▸ Assignment:
Each line of the listing should be reproduced exactly.

==== Input records ====

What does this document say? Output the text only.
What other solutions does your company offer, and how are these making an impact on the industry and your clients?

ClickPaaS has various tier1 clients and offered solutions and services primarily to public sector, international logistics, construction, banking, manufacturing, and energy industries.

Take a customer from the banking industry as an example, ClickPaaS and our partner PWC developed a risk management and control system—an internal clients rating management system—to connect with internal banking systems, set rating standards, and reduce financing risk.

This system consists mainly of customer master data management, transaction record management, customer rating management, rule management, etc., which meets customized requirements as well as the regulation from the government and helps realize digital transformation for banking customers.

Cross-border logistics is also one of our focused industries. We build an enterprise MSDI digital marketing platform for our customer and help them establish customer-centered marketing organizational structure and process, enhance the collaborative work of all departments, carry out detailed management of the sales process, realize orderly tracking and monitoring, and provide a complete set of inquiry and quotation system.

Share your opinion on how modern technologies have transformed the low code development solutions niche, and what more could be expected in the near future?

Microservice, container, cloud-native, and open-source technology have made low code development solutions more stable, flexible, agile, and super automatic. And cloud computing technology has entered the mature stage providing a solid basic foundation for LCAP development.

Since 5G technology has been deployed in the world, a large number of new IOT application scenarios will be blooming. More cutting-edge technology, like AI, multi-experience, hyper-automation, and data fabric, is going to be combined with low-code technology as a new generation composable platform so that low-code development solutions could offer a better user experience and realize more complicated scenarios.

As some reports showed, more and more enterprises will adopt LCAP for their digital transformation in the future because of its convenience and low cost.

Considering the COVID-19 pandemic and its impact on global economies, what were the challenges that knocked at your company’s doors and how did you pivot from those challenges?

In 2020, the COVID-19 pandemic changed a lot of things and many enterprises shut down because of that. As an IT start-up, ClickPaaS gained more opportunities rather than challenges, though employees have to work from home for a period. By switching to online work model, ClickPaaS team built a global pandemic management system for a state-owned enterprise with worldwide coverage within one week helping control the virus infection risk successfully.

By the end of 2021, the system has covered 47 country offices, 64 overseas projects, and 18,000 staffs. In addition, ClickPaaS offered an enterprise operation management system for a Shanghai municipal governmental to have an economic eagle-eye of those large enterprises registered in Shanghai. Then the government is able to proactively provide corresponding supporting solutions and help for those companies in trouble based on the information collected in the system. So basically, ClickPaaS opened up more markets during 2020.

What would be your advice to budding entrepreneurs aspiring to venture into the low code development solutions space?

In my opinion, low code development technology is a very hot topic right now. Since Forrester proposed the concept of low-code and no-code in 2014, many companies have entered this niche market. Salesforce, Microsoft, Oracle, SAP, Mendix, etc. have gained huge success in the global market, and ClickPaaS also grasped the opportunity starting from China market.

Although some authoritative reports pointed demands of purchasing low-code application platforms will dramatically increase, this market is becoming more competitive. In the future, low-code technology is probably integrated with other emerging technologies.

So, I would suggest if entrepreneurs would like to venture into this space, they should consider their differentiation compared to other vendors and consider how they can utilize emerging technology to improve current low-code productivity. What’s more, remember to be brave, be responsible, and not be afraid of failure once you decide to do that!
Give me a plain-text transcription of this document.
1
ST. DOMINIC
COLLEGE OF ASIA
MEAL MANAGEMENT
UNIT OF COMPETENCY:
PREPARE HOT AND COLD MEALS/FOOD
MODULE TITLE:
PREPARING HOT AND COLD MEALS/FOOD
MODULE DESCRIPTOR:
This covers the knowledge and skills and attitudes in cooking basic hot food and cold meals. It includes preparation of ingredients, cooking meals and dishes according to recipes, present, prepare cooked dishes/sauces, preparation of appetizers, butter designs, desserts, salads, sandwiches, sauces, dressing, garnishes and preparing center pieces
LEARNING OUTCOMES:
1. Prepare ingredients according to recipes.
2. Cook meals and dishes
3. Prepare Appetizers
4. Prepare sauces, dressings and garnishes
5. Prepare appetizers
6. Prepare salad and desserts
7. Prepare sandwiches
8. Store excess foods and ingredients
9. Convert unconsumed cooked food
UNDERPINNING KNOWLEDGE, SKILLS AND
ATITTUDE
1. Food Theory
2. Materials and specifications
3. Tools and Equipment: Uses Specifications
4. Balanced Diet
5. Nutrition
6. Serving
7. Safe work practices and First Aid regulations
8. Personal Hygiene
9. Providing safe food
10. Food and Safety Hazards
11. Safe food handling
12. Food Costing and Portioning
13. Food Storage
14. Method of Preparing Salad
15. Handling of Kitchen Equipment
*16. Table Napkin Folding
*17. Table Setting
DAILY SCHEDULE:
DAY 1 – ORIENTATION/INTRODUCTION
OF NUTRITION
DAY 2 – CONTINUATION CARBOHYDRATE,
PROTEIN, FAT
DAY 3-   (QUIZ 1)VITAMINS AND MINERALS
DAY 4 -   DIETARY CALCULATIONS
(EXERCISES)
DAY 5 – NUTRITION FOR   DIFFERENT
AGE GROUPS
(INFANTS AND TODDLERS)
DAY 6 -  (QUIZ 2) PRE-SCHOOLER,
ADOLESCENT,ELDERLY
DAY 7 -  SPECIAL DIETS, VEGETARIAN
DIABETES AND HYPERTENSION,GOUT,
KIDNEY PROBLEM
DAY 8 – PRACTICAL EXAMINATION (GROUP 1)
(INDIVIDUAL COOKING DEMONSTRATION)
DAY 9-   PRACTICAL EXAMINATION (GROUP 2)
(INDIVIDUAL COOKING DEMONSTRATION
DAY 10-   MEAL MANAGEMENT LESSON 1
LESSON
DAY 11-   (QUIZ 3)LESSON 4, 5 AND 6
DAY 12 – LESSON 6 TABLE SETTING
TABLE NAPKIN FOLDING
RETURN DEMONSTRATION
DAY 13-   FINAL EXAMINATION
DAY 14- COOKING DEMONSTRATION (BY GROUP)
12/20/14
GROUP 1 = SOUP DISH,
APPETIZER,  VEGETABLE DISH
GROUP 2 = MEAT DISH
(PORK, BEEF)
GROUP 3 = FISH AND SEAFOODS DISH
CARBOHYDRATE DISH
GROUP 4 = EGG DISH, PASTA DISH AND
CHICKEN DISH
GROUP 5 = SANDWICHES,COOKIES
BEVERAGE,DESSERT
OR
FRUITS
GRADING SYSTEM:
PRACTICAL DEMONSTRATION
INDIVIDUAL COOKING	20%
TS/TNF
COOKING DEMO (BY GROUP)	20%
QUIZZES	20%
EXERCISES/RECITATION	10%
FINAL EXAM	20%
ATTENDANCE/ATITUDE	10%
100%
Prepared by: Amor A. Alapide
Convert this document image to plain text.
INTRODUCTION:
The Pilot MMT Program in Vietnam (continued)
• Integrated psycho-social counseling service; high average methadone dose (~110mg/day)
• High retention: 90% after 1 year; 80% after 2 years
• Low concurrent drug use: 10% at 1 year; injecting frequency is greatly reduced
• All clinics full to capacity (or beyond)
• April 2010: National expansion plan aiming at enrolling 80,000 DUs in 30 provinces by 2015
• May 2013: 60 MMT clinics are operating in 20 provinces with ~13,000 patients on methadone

====

▸ Result for this task:
What does this document say? Output the text only.
What other solutions does your company offer, and how are these making an impact on the industry and your clients?

ClickPaaS has various tier1 clients and offered solutions and services primarily to public sector, international logistics, construction, banking, manufacturing, and energy industries.

Take a customer from the banking industry as an example, ClickPaaS and our partner PWC developed a risk management and control system—an internal clients rating management system—to connect with internal banking systems, set rating standards, and reduce financing risk.

This system consists mainly of customer master data management, transaction record management, customer rating management, rule management, etc., which meets customized requirements as well as the regulation from the government and helps realize digital transformation for banking customers.

Cross-border logistics is also one of our focused industries. We build an enterprise MSDI digital marketing platform for our customer and help them establish customer-centered marketing organizational structure and process, enhance the collaborative work of all departments, carry out detailed management of the sales process, realize orderly tracking and monitoring, and provide a complete set of inquiry and quotation system.

Share your opinion on how modern technologies have transformed the low code development solutions niche, and what more could be expected in the near future?

Microservice, container, cloud-native, and open-source technology have made low code development solutions more stable, flexible, agile, and super automatic. And cloud computing technology has entered the mature stage providing a solid basic foundation for LCAP development.

Since 5G technology has been deployed in the world, a large number of new IOT application scenarios will be blooming. More cutting-edge technology, like AI, multi-experience, hyper-automation, and data fabric, is going to be combined with low-code technology as a new generation composable platform so that low-code development solutions could offer a better user experience and realize more complicated scenarios.

As some reports showed, more and more enterprises will adopt LCAP for their digital transformation in the future because of its convenience and low cost.

Considering the COVID-19 pandemic and its impact on global economies, what were the challenges that knocked at your company’s doors and how did you pivot from those challenges?

In 2020, the COVID-19 pandemic changed a lot of things and many enterprises shut down because of that. As an IT start-up, ClickPaaS gained more opportunities rather than challenges, though employees have to work from home for a period. By switching to online work model, ClickPaaS team built a global pandemic management system for a state-owned enterprise with worldwide coverage within one week helping control the virus infection risk successfully.

By the end of 2021, the system has covered 47 country offices, 64 overseas projects, and 18,000 staffs. In addition, ClickPaaS offered an enterprise operation management system for a Shanghai municipal governmental to have an economic eagle-eye of those large enterprises registered in Shanghai. Then the government is able to proactively provide corresponding supporting solutions and help for those companies in trouble based on the information collected in the system. So basically, ClickPaaS opened up more markets during 2020.

What would be your advice to budding entrepreneurs aspiring to venture into the low code development solutions space?

In my opinion, low code development technology is a very hot topic right now. Since Forrester proposed the concept of low-code and no-code in 2014, many companies have entered this niche market. Salesforce, Microsoft, Oracle, SAP, Mendix, etc. have gained huge success in the global market, and ClickPaaS also grasped the opportunity starting from China market.

Although some authoritative reports pointed demands of purchasing low-code application platforms will dramatically increase, this market is becoming more competitive. In the future, low-code technology is probably integrated with other emerging technologies.

So, I would suggest if entrepreneurs would like to venture into this space, they should consider their differentiation compared to other vendors and consider how they can utilize emerging technology to improve current low-code productivity. What’s more, remember to be brave, be responsible, and not be afraid of failure once you decide to do that!
Give me a plain-text transcription of this document.
1
ST. DOMINIC
COLLEGE OF ASIA
MEAL MANAGEMENT
UNIT OF COMPETENCY:
PREPARE HOT AND COLD MEALS/FOOD
MODULE TITLE:
PREPARING HOT AND COLD MEALS/FOOD
MODULE DESCRIPTOR:
This covers the knowledge and skills and attitudes in cooking basic hot food and cold meals. It includes preparation of ingredients, cooking meals and dishes according to recipes, present, prepare cooked dishes/sauces, preparation of appetizers, butter designs, desserts, salads, sandwiches, sauces, dressing, garnishes and preparing center pieces
LEARNING OUTCOMES:
1. Prepare ingredients according to recipes.
2. Cook meals and dishes
3. Prepare Appetizers
4. Prepare sauces, dressings and garnishes
5. Prepare appetizers
6. Prepare salad and desserts
7. Prepare sandwiches
8. Store excess foods and ingredients
9. Convert unconsumed cooked food
UNDERPINNING KNOWLEDGE, SKILLS AND
ATITTUDE
1. Food Theory
2. Materials and specifications
3. Tools and Equipment: Uses Specifications
4. Balanced Diet
5. Nutrition
6. Serving
7. Safe work practices and First Aid regulations
8. Personal Hygiene
9. Providing safe food
10. Food and Safety Hazards
11. Safe food handling
12. Food Costing and Portioning
13. Food Storage
14. Method of Preparing Salad
15. Handling of Kitchen Equipment
*16. Table Napkin Folding
*17. Table Setting
DAILY SCHEDULE:
DAY 1 – ORIENTATION/INTRODUCTION
OF NUTRITION
DAY 2 – CONTINUATION CARBOHYDRATE,
PROTEIN, FAT
DAY 3-   (QUIZ 1)VITAMINS AND MINERALS
DAY 4 -   DIETARY CALCULATIONS
(EXERCISES)
DAY 5 – NUTRITION FOR   DIFFERENT
AGE GROUPS
(INFANTS AND TODDLERS)
DAY 6 -  (QUIZ 2) PRE-SCHOOLER,
ADOLESCENT,ELDERLY
DAY 7 -  SPECIAL DIETS, VEGETARIAN
DIABETES AND HYPERTENSION,GOUT,
KIDNEY PROBLEM
DAY 8 – PRACTICAL EXAMINATION (GROUP 1)
(INDIVIDUAL COOKING DEMONSTRATION)
DAY 9-   PRACTICAL EXAMINATION (GROUP 2)
(INDIVIDUAL COOKING DEMONSTRATION
DAY 10-   MEAL MANAGEMENT LESSON 1
LESSON
DAY 11-   (QUIZ 3)LESSON 4, 5 AND 6
DAY 12 – LESSON 6 TABLE SETTING
TABLE NAPKIN FOLDING
RETURN DEMONSTRATION
DAY 13-   FINAL EXAMINATION
DAY 14- COOKING DEMONSTRATION (BY GROUP)
12/20/14
GROUP 1 = SOUP DISH,
APPETIZER,  VEGETABLE DISH
GROUP 2 = MEAT DISH
(PORK, BEEF)
GROUP 3 = FISH AND SEAFOODS DISH
CARBOHYDRATE DISH
GROUP 4 = EGG DISH, PASTA DISH AND
CHICKEN DISH
GROUP 5 = SANDWICHES,COOKIES
BEVERAGE,DESSERT
OR
FRUITS
GRADING SYSTEM:
PRACTICAL DEMONSTRATION
INDIVIDUAL COOKING	20%
TS/TNF
COOKING DEMO (BY GROUP)	20%
QUIZZES	20%
EXERCISES/RECITATION	10%
FINAL EXAM	20%
ATTENDANCE/ATITUDE	10%
100%
Prepared by: Amor A. Alapide
Convert this document image to plain text.
INTRODUCTION:
The Pilot MMT Program in Vietnam (continued)
• Integrated psycho-social counseling service; high average methadone dose (~110mg/day)
• High retention: 90% after 1 year; 80% after 2 years
• Low concurrent drug use: 10% at 1 year; injecting frequency is greatly reduced
• All clinics full to capacity (or beyond)
• April 2010: National expansion plan aiming at enrolling 80,000 DUs in 30 provinces by 2015
• May 2013: 60 MMT clinics are operating in 20 provinces with ~13,000 patients on methadone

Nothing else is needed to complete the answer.